## [TASK TO COMPLETE]
Below are entries. Pull out all lines containing "LPCVD".

Figure record listings:
%%

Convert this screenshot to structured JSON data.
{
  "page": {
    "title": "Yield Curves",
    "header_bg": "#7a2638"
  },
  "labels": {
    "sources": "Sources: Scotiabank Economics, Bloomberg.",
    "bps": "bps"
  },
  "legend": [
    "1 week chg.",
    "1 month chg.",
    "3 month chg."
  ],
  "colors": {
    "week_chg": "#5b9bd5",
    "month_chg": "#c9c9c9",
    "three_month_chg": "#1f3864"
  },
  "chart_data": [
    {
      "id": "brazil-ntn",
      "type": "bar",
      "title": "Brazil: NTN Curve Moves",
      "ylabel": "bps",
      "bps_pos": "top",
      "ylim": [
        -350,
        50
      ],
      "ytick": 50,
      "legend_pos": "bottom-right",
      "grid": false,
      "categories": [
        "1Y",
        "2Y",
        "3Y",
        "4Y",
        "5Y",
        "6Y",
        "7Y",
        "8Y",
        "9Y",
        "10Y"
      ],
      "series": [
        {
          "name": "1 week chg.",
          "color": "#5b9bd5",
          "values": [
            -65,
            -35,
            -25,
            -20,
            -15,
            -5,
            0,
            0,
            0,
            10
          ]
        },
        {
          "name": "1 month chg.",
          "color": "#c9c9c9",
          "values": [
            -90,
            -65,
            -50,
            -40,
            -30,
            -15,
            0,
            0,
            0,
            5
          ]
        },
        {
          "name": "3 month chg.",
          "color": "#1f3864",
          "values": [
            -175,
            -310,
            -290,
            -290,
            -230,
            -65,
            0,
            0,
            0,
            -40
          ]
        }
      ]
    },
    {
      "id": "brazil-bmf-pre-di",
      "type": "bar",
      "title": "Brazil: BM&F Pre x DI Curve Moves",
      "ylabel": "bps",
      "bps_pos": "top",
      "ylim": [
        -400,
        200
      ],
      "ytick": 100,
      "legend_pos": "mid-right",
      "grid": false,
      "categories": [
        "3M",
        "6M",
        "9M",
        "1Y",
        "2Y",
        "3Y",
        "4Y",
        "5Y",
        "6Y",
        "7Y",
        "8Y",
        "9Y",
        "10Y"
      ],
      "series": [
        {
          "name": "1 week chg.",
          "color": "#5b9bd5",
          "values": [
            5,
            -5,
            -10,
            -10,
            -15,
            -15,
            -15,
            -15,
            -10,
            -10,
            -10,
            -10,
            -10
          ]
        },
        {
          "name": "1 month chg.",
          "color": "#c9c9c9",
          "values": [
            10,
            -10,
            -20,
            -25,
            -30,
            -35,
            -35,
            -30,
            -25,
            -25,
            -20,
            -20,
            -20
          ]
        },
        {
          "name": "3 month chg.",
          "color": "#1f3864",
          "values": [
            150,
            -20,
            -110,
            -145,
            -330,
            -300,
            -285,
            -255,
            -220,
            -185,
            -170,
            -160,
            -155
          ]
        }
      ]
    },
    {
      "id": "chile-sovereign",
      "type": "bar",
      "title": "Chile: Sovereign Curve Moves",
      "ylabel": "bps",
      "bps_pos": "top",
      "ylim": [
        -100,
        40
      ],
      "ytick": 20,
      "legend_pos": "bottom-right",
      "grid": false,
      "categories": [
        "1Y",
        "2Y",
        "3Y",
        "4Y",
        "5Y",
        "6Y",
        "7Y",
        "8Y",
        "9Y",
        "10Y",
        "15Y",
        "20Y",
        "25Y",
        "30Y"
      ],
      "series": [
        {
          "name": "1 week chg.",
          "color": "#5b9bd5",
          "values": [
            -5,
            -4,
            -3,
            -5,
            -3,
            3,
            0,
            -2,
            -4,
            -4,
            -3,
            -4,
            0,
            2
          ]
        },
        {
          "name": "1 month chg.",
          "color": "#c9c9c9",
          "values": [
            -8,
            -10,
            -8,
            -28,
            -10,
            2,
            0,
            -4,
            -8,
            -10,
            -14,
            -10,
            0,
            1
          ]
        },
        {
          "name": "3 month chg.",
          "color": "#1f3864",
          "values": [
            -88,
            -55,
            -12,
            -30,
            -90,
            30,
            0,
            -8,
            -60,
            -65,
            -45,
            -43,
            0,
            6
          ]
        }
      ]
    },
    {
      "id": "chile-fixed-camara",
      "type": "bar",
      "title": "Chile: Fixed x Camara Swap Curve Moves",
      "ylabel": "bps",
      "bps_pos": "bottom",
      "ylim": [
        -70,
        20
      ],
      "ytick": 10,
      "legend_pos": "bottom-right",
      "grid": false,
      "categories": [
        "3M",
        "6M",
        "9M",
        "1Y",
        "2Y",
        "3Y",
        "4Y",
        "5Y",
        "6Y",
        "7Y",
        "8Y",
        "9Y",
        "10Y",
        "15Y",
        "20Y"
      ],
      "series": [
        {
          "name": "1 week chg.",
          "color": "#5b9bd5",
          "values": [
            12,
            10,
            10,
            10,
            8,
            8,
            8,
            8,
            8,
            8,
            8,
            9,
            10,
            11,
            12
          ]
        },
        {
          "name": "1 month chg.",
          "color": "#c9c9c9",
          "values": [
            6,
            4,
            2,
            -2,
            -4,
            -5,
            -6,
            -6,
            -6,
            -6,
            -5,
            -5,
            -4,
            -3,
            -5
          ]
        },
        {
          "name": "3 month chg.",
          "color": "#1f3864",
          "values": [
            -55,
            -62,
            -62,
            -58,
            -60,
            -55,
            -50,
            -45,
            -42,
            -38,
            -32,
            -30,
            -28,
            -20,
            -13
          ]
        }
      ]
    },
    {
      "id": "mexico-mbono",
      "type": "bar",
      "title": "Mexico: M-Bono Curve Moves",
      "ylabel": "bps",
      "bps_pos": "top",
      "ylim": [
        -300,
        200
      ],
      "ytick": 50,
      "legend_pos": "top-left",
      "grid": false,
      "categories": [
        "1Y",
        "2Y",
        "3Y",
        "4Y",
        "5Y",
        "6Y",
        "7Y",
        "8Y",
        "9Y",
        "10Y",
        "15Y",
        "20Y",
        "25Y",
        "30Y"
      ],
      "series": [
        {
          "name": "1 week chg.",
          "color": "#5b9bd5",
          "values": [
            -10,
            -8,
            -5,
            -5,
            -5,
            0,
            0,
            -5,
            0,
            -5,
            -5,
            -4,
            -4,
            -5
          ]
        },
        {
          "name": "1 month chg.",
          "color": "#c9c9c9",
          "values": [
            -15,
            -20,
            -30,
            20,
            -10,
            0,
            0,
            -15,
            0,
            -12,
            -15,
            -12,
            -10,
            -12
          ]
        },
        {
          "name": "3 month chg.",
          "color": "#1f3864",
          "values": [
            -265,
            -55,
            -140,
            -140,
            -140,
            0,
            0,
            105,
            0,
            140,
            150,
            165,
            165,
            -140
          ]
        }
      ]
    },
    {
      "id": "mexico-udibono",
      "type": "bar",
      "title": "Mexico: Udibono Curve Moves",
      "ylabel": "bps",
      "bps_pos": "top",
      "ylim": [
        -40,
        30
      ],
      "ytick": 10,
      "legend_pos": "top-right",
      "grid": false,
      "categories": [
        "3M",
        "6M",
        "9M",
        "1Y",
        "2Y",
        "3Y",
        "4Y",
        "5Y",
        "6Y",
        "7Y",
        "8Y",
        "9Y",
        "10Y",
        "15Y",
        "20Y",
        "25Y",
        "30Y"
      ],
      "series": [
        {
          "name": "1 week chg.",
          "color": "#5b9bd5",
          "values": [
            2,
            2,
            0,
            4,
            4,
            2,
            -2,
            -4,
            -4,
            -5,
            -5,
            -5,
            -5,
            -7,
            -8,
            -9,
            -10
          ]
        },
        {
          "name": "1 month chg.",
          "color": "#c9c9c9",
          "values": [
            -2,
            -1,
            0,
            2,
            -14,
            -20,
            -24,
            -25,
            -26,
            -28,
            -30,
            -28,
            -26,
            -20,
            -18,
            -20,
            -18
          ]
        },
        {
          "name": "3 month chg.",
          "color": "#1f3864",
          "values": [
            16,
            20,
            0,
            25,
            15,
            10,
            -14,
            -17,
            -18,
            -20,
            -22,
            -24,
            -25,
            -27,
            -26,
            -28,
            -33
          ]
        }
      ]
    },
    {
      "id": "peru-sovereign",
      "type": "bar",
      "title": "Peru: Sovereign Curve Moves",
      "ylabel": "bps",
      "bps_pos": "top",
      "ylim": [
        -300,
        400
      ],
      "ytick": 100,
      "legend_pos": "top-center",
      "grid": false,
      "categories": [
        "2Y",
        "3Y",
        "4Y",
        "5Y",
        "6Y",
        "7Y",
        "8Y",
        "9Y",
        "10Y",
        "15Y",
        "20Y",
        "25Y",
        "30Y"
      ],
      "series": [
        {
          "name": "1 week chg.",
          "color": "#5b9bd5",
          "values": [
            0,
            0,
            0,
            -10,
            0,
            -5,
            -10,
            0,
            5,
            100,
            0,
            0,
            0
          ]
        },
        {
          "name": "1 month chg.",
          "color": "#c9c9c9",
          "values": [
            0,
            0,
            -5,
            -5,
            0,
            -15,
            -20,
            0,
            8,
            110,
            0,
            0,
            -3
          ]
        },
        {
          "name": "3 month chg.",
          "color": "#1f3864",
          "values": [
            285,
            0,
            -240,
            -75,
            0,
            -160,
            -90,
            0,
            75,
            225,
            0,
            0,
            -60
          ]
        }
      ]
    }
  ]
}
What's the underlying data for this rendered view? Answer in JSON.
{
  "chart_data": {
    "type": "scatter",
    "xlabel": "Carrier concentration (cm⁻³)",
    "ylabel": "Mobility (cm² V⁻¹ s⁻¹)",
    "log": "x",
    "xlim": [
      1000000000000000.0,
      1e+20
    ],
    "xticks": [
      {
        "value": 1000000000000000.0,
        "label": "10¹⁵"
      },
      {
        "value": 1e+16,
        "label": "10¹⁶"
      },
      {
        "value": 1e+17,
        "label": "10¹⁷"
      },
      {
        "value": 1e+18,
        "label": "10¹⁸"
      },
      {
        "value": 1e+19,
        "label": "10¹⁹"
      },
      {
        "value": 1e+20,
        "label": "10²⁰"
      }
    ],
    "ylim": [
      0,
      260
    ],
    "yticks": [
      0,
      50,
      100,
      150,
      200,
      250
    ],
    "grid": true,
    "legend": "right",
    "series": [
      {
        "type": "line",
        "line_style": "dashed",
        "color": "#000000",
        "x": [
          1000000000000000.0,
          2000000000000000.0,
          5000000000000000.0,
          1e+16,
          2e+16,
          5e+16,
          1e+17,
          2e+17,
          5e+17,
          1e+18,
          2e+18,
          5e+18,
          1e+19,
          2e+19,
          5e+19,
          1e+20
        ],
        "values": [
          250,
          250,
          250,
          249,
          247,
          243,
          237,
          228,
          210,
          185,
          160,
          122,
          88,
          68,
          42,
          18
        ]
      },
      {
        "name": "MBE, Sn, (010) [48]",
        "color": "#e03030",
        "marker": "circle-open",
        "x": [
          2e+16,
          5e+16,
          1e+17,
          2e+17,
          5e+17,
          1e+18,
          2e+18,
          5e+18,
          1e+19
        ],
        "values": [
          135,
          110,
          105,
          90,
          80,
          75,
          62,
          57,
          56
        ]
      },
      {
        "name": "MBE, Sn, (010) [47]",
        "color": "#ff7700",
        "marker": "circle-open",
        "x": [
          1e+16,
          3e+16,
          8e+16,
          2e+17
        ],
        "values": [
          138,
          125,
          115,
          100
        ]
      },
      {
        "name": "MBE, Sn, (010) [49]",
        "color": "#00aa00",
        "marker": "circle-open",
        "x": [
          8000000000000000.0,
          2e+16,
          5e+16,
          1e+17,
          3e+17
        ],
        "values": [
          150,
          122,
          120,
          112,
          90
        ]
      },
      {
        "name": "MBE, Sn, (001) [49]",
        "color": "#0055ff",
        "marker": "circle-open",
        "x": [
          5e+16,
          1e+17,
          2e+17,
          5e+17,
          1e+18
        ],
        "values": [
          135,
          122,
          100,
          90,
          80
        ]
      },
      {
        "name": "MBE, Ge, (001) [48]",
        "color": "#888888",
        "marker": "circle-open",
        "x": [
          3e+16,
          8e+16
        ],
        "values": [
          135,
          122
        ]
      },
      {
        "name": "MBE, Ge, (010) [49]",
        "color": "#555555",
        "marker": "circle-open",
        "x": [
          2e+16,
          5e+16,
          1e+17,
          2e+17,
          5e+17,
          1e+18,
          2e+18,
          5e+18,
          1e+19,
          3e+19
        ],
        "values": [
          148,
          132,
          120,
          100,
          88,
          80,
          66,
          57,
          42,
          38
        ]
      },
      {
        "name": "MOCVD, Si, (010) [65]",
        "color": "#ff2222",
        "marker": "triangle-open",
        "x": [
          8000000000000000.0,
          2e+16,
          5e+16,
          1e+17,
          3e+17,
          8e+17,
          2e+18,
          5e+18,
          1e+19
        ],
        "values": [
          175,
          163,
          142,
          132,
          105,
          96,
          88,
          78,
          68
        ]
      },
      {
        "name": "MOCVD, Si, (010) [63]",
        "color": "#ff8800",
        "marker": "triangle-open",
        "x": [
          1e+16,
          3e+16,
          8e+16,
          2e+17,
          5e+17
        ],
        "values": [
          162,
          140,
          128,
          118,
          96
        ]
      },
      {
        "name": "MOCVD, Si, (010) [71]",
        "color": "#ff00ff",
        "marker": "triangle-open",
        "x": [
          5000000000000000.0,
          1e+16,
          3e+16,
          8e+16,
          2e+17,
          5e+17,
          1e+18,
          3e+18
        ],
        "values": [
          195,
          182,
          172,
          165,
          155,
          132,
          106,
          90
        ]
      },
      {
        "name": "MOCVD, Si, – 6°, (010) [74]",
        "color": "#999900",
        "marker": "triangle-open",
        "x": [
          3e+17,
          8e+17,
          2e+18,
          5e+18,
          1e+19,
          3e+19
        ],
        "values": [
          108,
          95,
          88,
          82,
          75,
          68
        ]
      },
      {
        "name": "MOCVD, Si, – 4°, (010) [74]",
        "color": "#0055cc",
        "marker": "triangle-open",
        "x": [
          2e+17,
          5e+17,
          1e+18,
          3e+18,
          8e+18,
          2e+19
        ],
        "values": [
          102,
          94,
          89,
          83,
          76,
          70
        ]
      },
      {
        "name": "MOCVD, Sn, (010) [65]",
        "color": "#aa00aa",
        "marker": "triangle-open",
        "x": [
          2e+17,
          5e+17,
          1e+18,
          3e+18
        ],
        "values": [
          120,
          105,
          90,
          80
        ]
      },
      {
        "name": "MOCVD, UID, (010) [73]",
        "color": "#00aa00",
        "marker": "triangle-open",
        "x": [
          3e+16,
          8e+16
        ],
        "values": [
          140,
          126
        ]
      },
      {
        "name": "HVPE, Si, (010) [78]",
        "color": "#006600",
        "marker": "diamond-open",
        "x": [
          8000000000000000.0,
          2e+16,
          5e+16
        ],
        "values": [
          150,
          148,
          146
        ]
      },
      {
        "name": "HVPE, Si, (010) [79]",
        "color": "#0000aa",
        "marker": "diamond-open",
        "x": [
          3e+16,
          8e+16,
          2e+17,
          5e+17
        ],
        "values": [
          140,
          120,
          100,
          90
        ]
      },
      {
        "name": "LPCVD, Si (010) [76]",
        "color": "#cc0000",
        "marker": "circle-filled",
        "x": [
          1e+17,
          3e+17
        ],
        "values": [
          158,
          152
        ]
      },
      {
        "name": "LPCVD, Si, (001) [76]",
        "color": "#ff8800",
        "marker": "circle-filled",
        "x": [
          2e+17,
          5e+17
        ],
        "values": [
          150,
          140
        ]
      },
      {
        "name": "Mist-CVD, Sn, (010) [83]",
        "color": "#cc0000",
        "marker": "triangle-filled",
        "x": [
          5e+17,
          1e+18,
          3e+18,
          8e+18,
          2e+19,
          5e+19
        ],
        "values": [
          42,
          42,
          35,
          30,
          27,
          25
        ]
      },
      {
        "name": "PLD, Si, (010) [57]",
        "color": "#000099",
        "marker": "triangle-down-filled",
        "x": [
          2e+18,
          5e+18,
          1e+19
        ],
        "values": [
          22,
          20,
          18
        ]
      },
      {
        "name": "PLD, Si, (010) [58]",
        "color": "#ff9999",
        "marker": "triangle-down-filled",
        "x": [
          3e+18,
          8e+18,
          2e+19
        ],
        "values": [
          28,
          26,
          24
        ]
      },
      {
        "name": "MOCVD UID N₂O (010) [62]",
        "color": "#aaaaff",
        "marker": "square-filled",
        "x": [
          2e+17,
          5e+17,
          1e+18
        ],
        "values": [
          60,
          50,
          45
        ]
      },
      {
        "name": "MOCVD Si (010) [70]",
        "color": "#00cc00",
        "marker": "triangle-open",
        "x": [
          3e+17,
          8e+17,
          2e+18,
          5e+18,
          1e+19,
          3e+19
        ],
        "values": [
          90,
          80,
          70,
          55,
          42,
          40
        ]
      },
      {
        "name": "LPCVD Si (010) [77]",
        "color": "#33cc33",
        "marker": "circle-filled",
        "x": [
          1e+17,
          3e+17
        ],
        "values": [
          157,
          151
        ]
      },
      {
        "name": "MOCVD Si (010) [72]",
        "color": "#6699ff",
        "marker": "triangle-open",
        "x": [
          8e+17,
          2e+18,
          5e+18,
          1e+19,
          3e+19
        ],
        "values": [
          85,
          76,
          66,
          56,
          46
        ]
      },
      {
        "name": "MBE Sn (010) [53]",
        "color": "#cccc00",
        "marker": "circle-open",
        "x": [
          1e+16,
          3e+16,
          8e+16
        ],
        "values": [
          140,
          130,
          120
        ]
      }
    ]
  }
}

%%

## [REPLY TO THE TASK]
        "name": "LPCVD, Si (010) [76]",
        "name": "LPCVD, Si, (001) [76]",
        "name": "LPCVD Si (010) [77]",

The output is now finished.